** Begin **
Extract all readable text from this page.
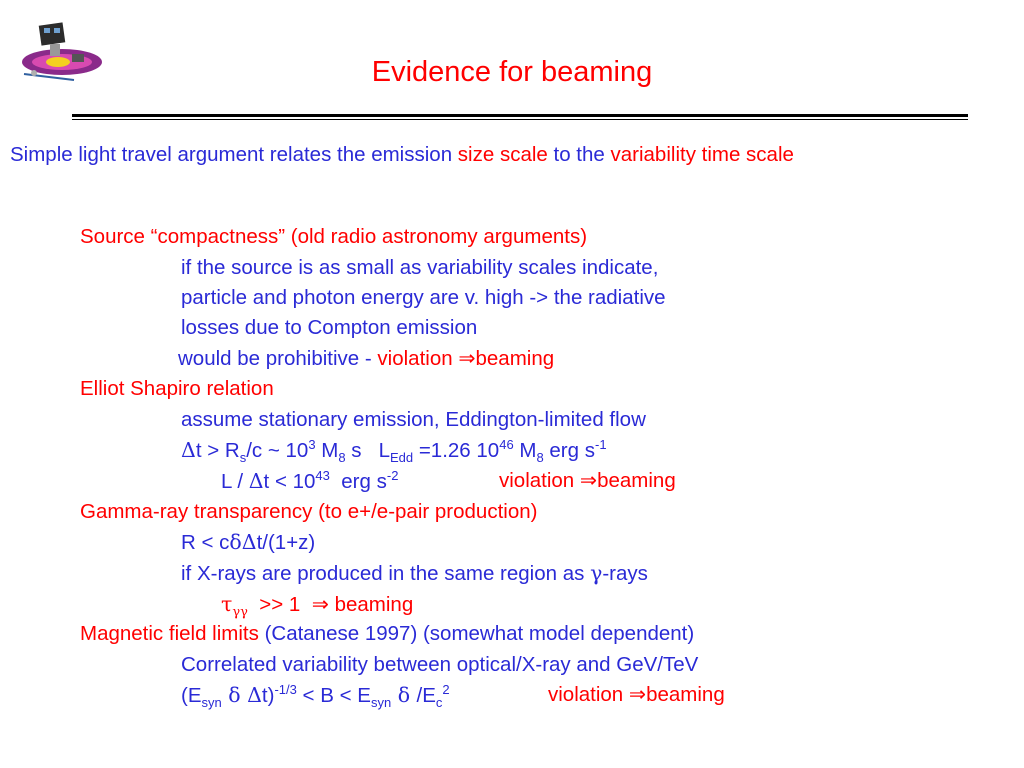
Evidence for beaming
Simple light travel argument relates the emission size scale to the variability time scale
Source “compactness” (old radio astronomy arguments)
if the source is as small as variability scales indicate,
particle and photon energy are v. high -> the radiative
losses due to Compton emission
would be prohibitive - violation ⇒beaming
Elliot Shapiro relation
assume stationary emission, Eddington-limited flow
$\Delta t > R_s/c$ ~ $10^3$ $M_8$ s   $L_{Edd} =1.26$ $10^{46}$ $M_8$ erg $s^{-1}$
$L / \Delta t < 10^{43}$  erg $s^{-2}$	violation ⇒beaming
Gamma-ray transparency (to e+/e-pair production)
R < cδΔt/(1+z)
if X-rays are produced in the same region as γ-rays
$\tau_{\gamma\gamma} >> 1$  ⇒ beaming
Magnetic field limits (Catanese 1997) (somewhat model dependent)
Correlated variability between optical/X-ray and GeV/TeV
($E_{syn}$ δ $\Delta t)^{-1/3} < B < E_{syn}$ δ $/E_c^2$	violation ⇒beaming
** End **
THE PROBLEM: Pictures don't belong in the copy. Restate all the entries exactly.

COMPLETE OUTPUT:
Extract all readable text from this page.
Evidence for beaming
Simple light travel argument relates the emission size scale to the variability time scale
Source “compactness” (old radio astronomy arguments)
if the source is as small as variability scales indicate,
particle and photon energy are v. high -> the radiative
losses due to Compton emission
would be prohibitive - violation ⇒beaming
Elliot Shapiro relation
assume stationary emission, Eddington-limited flow
$\Delta t > R_s/c$ ~ $10^3$ $M_8$ s   $L_{Edd} =1.26$ $10^{46}$ $M_8$ erg $s^{-1}$
$L / \Delta t < 10^{43}$  erg $s^{-2}$	violation ⇒beaming
Gamma-ray transparency (to e+/e-pair production)
R < cδΔt/(1+z)
if X-rays are produced in the same region as γ-rays
$\tau_{\gamma\gamma} >> 1$  ⇒ beaming
Magnetic field limits (Catanese 1997) (somewhat model dependent)
Correlated variability between optical/X-ray and GeV/TeV
($E_{syn}$ δ $\Delta t)^{-1/3} < B < E_{syn}$ δ $/E_c^2$	violation ⇒beaming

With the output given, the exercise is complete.